[Start MATERIAL PROVIDED]

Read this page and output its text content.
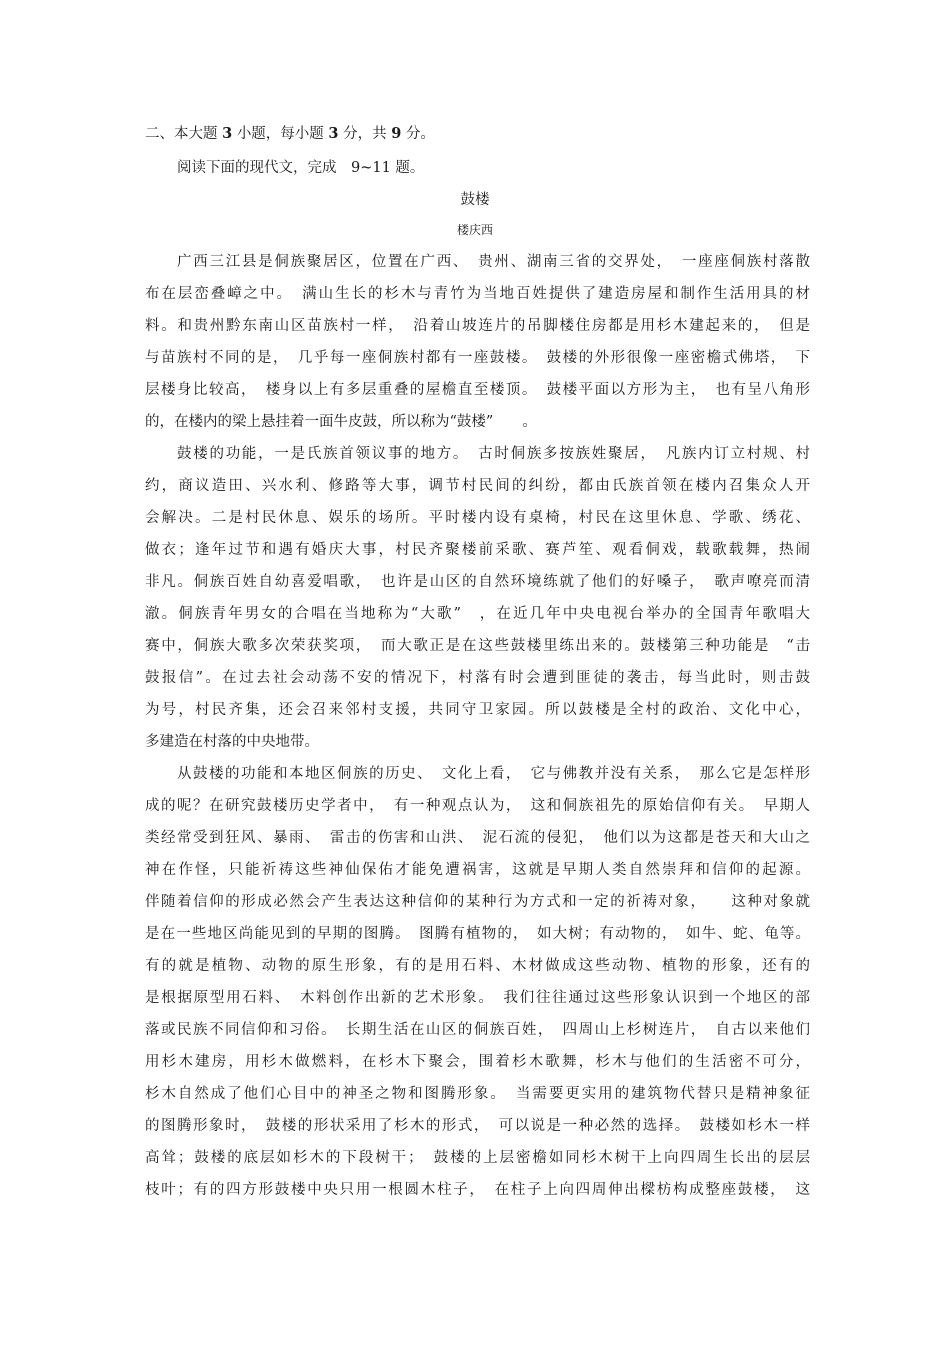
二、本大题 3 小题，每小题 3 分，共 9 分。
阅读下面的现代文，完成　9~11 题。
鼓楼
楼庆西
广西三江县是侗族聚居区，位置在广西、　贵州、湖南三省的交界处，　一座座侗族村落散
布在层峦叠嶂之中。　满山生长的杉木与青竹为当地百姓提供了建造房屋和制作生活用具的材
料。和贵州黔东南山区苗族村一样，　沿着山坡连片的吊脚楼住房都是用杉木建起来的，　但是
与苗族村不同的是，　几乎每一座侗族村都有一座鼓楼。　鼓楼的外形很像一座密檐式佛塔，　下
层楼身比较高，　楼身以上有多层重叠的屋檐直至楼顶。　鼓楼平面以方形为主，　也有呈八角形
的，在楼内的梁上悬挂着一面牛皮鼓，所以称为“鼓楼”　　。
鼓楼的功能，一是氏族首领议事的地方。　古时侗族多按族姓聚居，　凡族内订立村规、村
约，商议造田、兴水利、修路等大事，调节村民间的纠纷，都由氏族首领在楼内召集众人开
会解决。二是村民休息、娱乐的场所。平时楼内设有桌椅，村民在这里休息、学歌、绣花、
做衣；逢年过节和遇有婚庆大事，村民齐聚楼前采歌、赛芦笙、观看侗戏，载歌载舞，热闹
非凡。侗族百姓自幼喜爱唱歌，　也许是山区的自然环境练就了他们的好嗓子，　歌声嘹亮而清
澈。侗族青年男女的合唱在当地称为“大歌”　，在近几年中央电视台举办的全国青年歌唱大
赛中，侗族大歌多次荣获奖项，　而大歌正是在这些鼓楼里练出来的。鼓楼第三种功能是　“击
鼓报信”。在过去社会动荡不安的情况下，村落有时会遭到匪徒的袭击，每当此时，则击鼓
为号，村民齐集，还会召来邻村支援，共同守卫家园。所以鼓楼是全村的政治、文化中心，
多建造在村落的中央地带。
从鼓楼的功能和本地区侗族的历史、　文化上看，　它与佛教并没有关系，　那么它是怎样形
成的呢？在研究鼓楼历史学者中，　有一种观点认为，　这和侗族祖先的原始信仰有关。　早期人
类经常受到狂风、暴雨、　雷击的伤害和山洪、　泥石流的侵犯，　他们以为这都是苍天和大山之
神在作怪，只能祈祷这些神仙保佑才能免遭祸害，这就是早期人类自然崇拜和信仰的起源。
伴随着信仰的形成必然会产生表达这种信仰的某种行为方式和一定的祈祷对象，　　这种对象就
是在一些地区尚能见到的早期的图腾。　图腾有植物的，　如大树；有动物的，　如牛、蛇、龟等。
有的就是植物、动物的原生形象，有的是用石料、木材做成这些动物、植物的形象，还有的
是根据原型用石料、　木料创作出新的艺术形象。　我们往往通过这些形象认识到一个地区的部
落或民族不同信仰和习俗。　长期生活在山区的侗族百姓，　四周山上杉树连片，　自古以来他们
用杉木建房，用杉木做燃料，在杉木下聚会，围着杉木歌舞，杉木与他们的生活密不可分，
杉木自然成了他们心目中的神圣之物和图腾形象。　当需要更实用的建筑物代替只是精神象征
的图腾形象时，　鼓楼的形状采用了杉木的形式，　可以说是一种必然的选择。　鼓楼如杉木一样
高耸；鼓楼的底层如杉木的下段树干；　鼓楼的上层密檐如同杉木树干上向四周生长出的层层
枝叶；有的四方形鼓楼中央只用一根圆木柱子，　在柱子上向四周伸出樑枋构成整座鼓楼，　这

[End MATERIAL PROVIDED]
[Start MATERIAL PROVIDED]

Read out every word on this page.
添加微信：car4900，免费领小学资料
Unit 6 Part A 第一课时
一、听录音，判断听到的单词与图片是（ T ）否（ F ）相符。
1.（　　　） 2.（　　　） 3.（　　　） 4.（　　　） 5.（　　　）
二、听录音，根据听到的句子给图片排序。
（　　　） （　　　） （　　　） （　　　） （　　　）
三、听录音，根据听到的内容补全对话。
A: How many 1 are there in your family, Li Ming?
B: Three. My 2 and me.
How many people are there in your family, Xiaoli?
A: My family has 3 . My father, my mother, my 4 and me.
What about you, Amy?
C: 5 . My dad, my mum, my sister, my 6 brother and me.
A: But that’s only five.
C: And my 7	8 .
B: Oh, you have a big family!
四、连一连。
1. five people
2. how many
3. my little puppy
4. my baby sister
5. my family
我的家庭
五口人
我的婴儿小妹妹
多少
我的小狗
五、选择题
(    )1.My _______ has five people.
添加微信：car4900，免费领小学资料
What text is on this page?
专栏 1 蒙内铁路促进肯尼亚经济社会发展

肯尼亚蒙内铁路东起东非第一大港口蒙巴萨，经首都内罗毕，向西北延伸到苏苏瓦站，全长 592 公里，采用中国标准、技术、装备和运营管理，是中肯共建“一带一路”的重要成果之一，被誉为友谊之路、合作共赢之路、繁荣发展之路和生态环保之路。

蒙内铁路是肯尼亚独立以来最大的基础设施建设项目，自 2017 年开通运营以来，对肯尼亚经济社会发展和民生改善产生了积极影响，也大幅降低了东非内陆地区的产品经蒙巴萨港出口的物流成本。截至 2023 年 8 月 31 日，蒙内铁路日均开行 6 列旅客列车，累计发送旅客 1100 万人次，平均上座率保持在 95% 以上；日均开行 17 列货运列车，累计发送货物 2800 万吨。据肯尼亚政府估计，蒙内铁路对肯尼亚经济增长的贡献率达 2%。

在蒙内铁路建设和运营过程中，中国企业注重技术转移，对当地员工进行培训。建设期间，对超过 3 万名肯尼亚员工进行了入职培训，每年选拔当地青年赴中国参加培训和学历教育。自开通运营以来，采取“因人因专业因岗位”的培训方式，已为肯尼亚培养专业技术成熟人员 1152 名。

[End MATERIAL PROVIDED]

TASK TO CARRY OUT: From the entries above, extract every line where the word "many" appears.

ANSWER TO THE TASK:
A: How many 1 are there in your family, Li Ming?
How many people are there in your family, Xiaoli?
2. how many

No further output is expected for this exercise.